## Objective
Answer with a single number: the count of lines that hold "Predicted".

——

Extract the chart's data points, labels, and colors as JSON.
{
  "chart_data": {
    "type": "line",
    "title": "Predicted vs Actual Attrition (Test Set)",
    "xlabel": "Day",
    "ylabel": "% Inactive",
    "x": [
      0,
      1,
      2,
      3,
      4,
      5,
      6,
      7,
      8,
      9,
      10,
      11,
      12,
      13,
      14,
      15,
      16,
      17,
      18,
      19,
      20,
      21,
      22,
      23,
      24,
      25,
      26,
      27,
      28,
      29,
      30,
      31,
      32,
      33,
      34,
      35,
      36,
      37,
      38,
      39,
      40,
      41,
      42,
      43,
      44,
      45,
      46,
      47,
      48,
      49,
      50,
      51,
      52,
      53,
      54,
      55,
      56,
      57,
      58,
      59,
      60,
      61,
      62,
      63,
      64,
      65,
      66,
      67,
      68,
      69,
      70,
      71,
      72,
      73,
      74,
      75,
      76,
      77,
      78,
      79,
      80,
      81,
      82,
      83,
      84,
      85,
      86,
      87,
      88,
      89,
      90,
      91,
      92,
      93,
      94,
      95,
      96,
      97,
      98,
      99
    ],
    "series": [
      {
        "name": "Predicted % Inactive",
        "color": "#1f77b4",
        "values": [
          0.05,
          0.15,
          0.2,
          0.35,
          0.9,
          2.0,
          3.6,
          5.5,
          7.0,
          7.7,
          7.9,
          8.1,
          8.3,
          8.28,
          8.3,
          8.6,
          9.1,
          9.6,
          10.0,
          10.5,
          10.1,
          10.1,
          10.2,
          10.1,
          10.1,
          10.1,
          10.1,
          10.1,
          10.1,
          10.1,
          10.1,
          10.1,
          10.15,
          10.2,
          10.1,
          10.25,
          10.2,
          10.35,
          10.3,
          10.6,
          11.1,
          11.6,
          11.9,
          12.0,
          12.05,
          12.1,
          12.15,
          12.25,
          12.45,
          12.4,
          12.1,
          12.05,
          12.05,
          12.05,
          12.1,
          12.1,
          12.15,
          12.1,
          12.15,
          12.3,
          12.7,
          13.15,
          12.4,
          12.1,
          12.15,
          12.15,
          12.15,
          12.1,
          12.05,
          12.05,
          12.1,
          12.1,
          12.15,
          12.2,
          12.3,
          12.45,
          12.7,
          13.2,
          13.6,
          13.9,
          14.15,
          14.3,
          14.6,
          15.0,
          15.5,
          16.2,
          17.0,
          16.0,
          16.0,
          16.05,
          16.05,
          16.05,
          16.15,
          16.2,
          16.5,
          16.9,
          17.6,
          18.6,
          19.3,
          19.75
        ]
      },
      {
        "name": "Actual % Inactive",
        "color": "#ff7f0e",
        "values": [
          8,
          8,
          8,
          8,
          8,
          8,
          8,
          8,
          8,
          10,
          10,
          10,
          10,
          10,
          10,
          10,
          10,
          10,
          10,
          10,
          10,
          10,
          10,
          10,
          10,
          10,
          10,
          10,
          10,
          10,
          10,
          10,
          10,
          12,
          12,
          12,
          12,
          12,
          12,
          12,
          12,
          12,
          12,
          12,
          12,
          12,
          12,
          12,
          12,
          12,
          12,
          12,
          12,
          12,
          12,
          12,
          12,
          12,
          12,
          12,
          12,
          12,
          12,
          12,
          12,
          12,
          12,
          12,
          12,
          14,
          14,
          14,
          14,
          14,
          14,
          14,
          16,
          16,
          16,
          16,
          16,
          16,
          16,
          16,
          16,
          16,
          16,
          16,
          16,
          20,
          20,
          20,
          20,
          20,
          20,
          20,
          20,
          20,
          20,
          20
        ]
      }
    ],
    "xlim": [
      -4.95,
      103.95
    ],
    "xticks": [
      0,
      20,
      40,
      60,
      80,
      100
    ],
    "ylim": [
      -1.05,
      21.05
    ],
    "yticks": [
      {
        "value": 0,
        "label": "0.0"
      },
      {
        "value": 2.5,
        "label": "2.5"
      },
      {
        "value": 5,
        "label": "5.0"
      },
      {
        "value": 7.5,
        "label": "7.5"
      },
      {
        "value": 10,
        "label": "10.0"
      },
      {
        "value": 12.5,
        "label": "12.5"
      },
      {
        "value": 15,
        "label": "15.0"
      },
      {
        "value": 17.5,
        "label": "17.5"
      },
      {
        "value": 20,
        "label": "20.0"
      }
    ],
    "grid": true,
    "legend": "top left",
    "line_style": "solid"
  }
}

——

## Result of this task
2